● **EXERCISE PROMPT**:
Reproduce all of the data word for word.

******************************

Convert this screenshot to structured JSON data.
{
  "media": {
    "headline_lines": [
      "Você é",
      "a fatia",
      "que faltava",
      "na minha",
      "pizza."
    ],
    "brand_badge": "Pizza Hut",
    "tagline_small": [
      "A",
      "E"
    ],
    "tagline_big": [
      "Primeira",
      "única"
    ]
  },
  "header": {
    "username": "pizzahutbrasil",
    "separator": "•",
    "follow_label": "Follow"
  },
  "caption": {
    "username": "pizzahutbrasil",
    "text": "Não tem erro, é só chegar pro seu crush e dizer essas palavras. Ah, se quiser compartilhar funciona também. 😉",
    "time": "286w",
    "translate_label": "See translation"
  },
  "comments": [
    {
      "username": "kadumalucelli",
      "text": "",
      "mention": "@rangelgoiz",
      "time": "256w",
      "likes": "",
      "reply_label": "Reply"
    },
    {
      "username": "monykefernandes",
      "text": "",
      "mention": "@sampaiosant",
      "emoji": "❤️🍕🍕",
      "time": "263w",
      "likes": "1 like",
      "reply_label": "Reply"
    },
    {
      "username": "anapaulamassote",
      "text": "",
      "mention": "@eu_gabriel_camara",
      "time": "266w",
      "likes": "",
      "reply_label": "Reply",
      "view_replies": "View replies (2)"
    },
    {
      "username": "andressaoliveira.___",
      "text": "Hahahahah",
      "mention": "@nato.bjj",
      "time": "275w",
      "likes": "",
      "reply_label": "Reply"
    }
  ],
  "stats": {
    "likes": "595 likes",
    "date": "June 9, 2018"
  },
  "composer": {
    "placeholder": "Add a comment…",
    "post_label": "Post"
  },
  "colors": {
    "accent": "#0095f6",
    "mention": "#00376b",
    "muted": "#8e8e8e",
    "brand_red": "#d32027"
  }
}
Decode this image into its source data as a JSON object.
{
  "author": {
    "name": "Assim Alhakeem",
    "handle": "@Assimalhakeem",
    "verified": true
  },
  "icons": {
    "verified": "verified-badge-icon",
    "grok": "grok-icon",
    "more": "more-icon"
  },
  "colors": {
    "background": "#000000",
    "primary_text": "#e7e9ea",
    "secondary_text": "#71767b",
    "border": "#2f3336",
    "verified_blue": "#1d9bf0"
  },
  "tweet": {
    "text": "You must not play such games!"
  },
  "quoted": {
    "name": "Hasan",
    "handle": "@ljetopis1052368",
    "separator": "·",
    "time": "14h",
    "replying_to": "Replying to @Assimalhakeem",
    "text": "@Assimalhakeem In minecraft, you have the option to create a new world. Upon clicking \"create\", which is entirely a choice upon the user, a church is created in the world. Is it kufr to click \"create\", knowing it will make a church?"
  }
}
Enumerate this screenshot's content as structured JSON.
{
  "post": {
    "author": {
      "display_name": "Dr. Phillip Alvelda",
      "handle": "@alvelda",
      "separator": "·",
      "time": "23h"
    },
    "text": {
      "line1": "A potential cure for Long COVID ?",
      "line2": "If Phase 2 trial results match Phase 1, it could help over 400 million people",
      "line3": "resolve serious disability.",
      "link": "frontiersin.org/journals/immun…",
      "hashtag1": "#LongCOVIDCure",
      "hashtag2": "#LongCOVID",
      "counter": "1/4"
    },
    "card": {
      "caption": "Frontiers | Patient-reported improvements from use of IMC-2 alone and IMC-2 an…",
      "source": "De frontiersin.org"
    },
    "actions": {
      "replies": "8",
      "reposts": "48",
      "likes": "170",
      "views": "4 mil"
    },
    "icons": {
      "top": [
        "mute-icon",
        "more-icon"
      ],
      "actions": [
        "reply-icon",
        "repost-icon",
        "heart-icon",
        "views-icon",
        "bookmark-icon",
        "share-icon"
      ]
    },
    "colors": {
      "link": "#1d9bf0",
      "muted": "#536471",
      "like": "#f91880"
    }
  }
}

******************************

● **CORRECT ANSWER**:
Convert this screenshot to structured JSON data.
{
  "media": {
    "headline_lines": [
      "Você é",
      "a fatia",
      "que faltava",
      "na minha",
      "pizza."
    ],
    "brand_badge": "Pizza Hut",
    "tagline_small": [
      "A",
      "E"
    ],
    "tagline_big": [
      "Primeira",
      "única"
    ]
  },
  "header": {
    "username": "pizzahutbrasil",
    "separator": "•",
    "follow_label": "Follow"
  },
  "caption": {
    "username": "pizzahutbrasil",
    "text": "Não tem erro, é só chegar pro seu crush e dizer essas palavras. Ah, se quiser compartilhar funciona também. 😉",
    "time": "286w",
    "translate_label": "See translation"
  },
  "comments": [
    {
      "username": "kadumalucelli",
      "text": "",
      "mention": "@rangelgoiz",
      "time": "256w",
      "likes": "",
      "reply_label": "Reply"
    },
    {
      "username": "monykefernandes",
      "text": "",
      "mention": "@sampaiosant",
      "emoji": "❤️🍕🍕",
      "time": "263w",
      "likes": "1 like",
      "reply_label": "Reply"
    },
    {
      "username": "anapaulamassote",
      "text": "",
      "mention": "@eu_gabriel_camara",
      "time": "266w",
      "likes": "",
      "reply_label": "Reply",
      "view_replies": "View replies (2)"
    },
    {
      "username": "andressaoliveira.___",
      "text": "Hahahahah",
      "mention": "@nato.bjj",
      "time": "275w",
      "likes": "",
      "reply_label": "Reply"
    }
  ],
  "stats": {
    "likes": "595 likes",
    "date": "June 9, 2018"
  },
  "composer": {
    "placeholder": "Add a comment…",
    "post_label": "Post"
  },
  "colors": {
    "accent": "#0095f6",
    "mention": "#00376b",
    "muted": "#8e8e8e",
    "brand_red": "#d32027"
  }
}
Decode this image into its source data as a JSON object.
{
  "author": {
    "name": "Assim Alhakeem",
    "handle": "@Assimalhakeem",
    "verified": true
  },
  "icons": {
    "verified": "verified-badge-icon",
    "grok": "grok-icon",
    "more": "more-icon"
  },
  "colors": {
    "background": "#000000",
    "primary_text": "#e7e9ea",
    "secondary_text": "#71767b",
    "border": "#2f3336",
    "verified_blue": "#1d9bf0"
  },
  "tweet": {
    "text": "You must not play such games!"
  },
  "quoted": {
    "name": "Hasan",
    "handle": "@ljetopis1052368",
    "separator": "·",
    "time": "14h",
    "replying_to": "Replying to @Assimalhakeem",
    "text": "@Assimalhakeem In minecraft, you have the option to create a new world. Upon clicking \"create\", which is entirely a choice upon the user, a church is created in the world. Is it kufr to click \"create\", knowing it will make a church?"
  }
}
Enumerate this screenshot's content as structured JSON.
{
  "post": {
    "author": {
      "display_name": "Dr. Phillip Alvelda",
      "handle": "@alvelda",
      "separator": "·",
      "time": "23h"
    },
    "text": {
      "line1": "A potential cure for Long COVID ?",
      "line2": "If Phase 2 trial results match Phase 1, it could help over 400 million people",
      "line3": "resolve serious disability.",
      "link": "frontiersin.org/journals/immun…",
      "hashtag1": "#LongCOVIDCure",
      "hashtag2": "#LongCOVID",
      "counter": "1/4"
    },
    "card": {
      "caption": "Frontiers | Patient-reported improvements from use of IMC-2 alone and IMC-2 an…",
      "source": "De frontiersin.org"
    },
    "actions": {
      "replies": "8",
      "reposts": "48",
      "likes": "170",
      "views": "4 mil"
    },
    "icons": {
      "top": [
        "mute-icon",
        "more-icon"
      ],
      "actions": [
        "reply-icon",
        "repost-icon",
        "heart-icon",
        "views-icon",
        "bookmark-icon",
        "share-icon"
      ]
    },
    "colors": {
      "link": "#1d9bf0",
      "muted": "#536471",
      "like": "#f91880"
    }
  }
}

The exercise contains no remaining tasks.